(Text shown)

Probably the most
sensational and thrilling thing that happened today, happened first
thing in the morning. Fresh bread, butter and jam for breakfast. It
was ambrosial, like a rapturous, fantastical encounter with a
delicious memory long thought forgotten. I couldn’t have been
happier, shame our coffee was crap, but there is only so much
pleasure a human mind can cope with at once. I guess I should have
been grateful I wasn’t spazzing out on the stone floor, after my
brain was overloaded by such arresting tastes.
So after that mind
blowing opener to the day, we capitulating to our unfulfilled
obsession, and headed to Siassac, again, to see if we could get a
decent picture of the castle, again, but of course we couldn’t, the
light just wasn’t right, again. After that, it was on to Montolieu
to get a picture of the village from the bridge, which was OK but,
using our commanding solar and meteorological mastery, and an app
I’ve got on my phone, it looked as if the light would be at its
best in the evening. We would return.
Montolieu in the morning light |
Made our way to Marsellete to see if we could get a decent picture of the Canal du Midi, there are some beautiful stretches along this man made, tree lined waterway and we were hoping to get some decent shots in the bag. Unfortunately this wasn’t one of those stretches, looked a bit scrappy and not really the ticket at all. So we followed any roads or tracks we could see on the map that would take us to the canal, but they either stopped before the canal was reached or they led to farms, or they led us to wild staring old women who glared menacingly (as if there can be any other way of glaring) at us until we retreated in trembling silence. So we gave up in the end, but on the plus side, I did find a suitably barren stretch of road to enable me to use the facilities i.e. a tree.

[Spatial annotation records]
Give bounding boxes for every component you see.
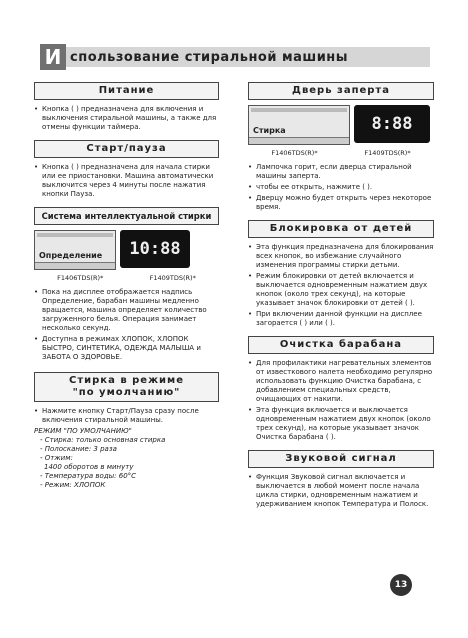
door-panel-image <box>248 105 434 145</box>
chapter-header <box>40 44 430 70</box>
right-column <box>248 82 434 511</box>
start-text: • Кнопка ( ) предназначена для начала стирки или ее приостановки. Машина автоматически выключится через 4 минуты после нажатия кнопки Пауза. <box>34 163 219 199</box>
door-text-2: • чтобы ее открыть, нажмите ( ). <box>248 183 434 192</box>
smart-captions <box>34 274 219 283</box>
childlock-heading: Блокировка от детей <box>248 220 434 238</box>
lcd-label: Определение <box>39 251 103 260</box>
start-heading: Старт/пауза <box>34 140 219 158</box>
default-heading <box>34 372 219 402</box>
default-l3: - Отжим: <box>40 454 73 462</box>
caption-1406: F1406TDS(R)* <box>57 274 104 282</box>
digit-display: 10:88 <box>120 230 190 268</box>
door-text-1: • Лампочка горит, если дверца стиральной машины заперта. <box>248 163 434 181</box>
page-number: 13 <box>390 574 412 596</box>
childlock-text-3: • При включении данной функции на дисплее загорается ( ) или ( ). <box>248 310 434 328</box>
childlock-text-2: • Режим блокировки от детей включается и выключается одновременным нажатием двух кнопок (около трех секунд), на которые указывает значок блокировки от детей ( ). <box>248 272 434 308</box>
smart-text-1: • Пока на дисплее отображается надпись Определение, барабан машины медленно вращается, машина определяет количество загруженного белья. Операция занимает несколько секунд. <box>34 288 219 333</box>
default-l4: 1400 оборотов в минуту <box>44 463 134 471</box>
default-l6: - Режим: ХЛОПОК <box>40 481 106 489</box>
smart-panel-image <box>34 230 219 270</box>
door-captions <box>248 149 434 158</box>
childlock-text-1: • Эта функция предназначена для блокирования всех кнопок, во избежание случайного изменения программы стирки детьми. <box>248 243 434 270</box>
sound-heading: Звуковой сигнал <box>248 450 434 468</box>
door-heading: Дверь заперта <box>248 82 434 100</box>
default-heading-line1: Стирка в режиме <box>69 375 184 386</box>
left-column <box>34 82 219 490</box>
door-lcd <box>248 105 350 145</box>
door-text-3: • Дверцу можно будет открыть через некоторое время. <box>248 194 434 212</box>
default-l2: - Полоскание: 3 раза <box>40 445 117 453</box>
default-l5: - Температура воды: 60°C <box>40 472 137 480</box>
door-caption-1409: F1409TDS(R)* <box>364 149 411 157</box>
default-mode: РЕЖИМ "ПО УМОЛЧАНИЮ" <box>34 427 132 435</box>
default-l1: - Стирка: только основная стирка <box>40 436 166 444</box>
door-lcd-label: Стирка <box>253 126 286 135</box>
chapter-initial: И <box>40 44 66 70</box>
power-text: • Кнопка ( ) предназначена для включения и выключения стиральной машины, а также для отмены функции таймера. <box>34 105 219 132</box>
sound-text: • Функция Звуковой сигнал включается и выключается в любой момент после начала цикла стирки, одновременным нажатием и удерживанием кнопок Температура и Полоск. <box>248 473 434 509</box>
power-heading: Питание <box>34 82 219 100</box>
door-caption-1406: F1406TDS(R)* <box>271 149 318 157</box>
smart-heading: Система интеллектуальной стирки <box>34 207 219 225</box>
drum-heading: Очистка барабана <box>248 336 434 354</box>
default-text: • Нажмите кнопку Старт/Пауза сразу после включения стиральной машины. <box>34 407 219 425</box>
smart-text-2: • Доступна в режимах ХЛОПОК, ХЛОПОК БЫСТРО, СИНТЕТИКА, ОДЕЖДА МАЛЫША и ЗАБОТА О ЗДОРОВЬЕ. <box>34 335 219 362</box>
door-digit-display: 8:88 <box>354 105 430 143</box>
drum-text-2: • Эта функция включается и выключается одновременным нажатием двух кнопок (около трех секунд), на которые указывает значок Очистка барабана ( ). <box>248 406 434 442</box>
lcd-display <box>34 230 116 270</box>
default-heading-line2: "по умолчанию" <box>72 387 181 398</box>
caption-1409: F1409TDS(R)* <box>149 274 196 282</box>
chapter-title: спользование стиральной машины <box>66 47 430 67</box>
drum-text-1: • Для профилактики нагревательных элементов от известкового налета необходимо регулярно использовать функцию Очистка барабана, с добавлением специальных средств, очищающих от накипи. <box>248 359 434 404</box>
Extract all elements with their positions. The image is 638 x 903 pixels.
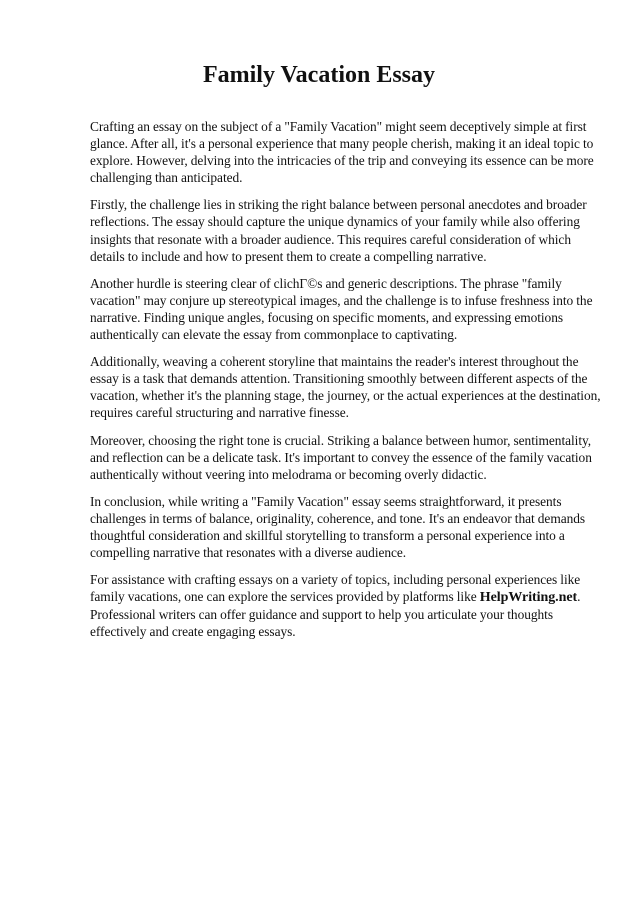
paragraph-tone: Moreover, choosing the right tone is crucial. Striking a balance between humor, sentimentality, and reflection can be a delicate task. It's important to convey the essence of the family vacation authentically without veering into melodrama or becoming overly didactic. (90, 432, 592, 482)
paragraph-assistance (90, 571, 602, 640)
document-title: Family Vacation Essay (202, 62, 436, 88)
paragraph-intro: Crafting an essay on the subject of a "Family Vacation" might seem deceptively simple at first glance. After all, it's a personal experience that many people cherish, making it an ideal topic to explore. However, delving into the intricacies of the trip and conveying its essence can be more challenging than anticipated. (90, 119, 594, 186)
assistance-text-before-link: For assistance with crafting essays on a variety of topics, including personal experiences like family vacations, one can explore the services provided by platforms like (90, 572, 581, 605)
paragraph-balance: Firstly, the challenge lies in striking the right balance between personal anecdotes and broader reflections. The essay should capture the unique dynamics of your family while also offering insights that resonate with a broader audience. This requires careful consideration of which details to include and how to present them to create a compelling narrative. (90, 197, 587, 264)
paragraph-conclusion: In conclusion, while writing a "Family Vacation" essay seems straightforward, it presents challenges in terms of balance, originality, coherence, and tone. It's an endeavor that demands thoughtful consideration and skillful storytelling to transform a personal experience into a compelling narrative that resonates with a diverse audience. (90, 493, 586, 561)
paragraph-storyline: Additionally, weaving a coherent storyline that maintains the reader's interest throughout the essay is a task that demands attention. Transitioning smoothly between different aspects of the vacation, whether it's the planning stage, the journey, or the actual experiences at the destination, requires careful structuring and narrative finesse. (90, 354, 601, 421)
helpwriting-link[interactable]: HelpWriting.net (479, 590, 578, 606)
paragraph-cliches: Another hurdle is steering clear of clichГ©s and generic descriptions. The phrase "family vacation" may conjure up stereotypical images, and the challenge is to infuse freshness into the narrative. Finding unique angles, focusing on specific moments, and expressing emotions authentically can elevate the essay from commonplace to captivating. (90, 275, 593, 343)
assistance-text-after-link: . Professional writers can offer guidance and support to help you articulate your thoughts effectively and create engaging essays. (90, 589, 581, 640)
document-body (90, 118, 602, 651)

(Given instruction 1) In the travel account, what was eaten for breakfast?
(Given instruction 2) Print the part of the records that opens with the line containing "door-panel-image <box>248 105 434 145</box>" and closes with the line containing "caption-1406: F1406TDS(R)* <box>57", keeping every line identical.

(Complete answer 1) Fresh bread, butter and jam.

(Complete answer 2)
door-panel-image <box>248 105 434 145</box>
chapter-header <box>40 44 430 70</box>
right-column <box>248 82 434 511</box>
start-text: • Кнопка ( ) предназначена для начала стирки или ее приостановки. Машина автоматически выключится через 4 минуты после нажатия кнопки Пауза. <box>34 163 219 199</box>
door-text-2: • чтобы ее открыть, нажмите ( ). <box>248 183 434 192</box>
smart-captions <box>34 274 219 283</box>
childlock-heading: Блокировка от детей <box>248 220 434 238</box>
lcd-label: Определение <box>39 251 103 260</box>
start-heading: Старт/пауза <box>34 140 219 158</box>
default-heading <box>34 372 219 402</box>
default-l3: - Отжим: <box>40 454 73 462</box>
caption-1406: F1406TDS(R)* <box>57 274 104 282</box>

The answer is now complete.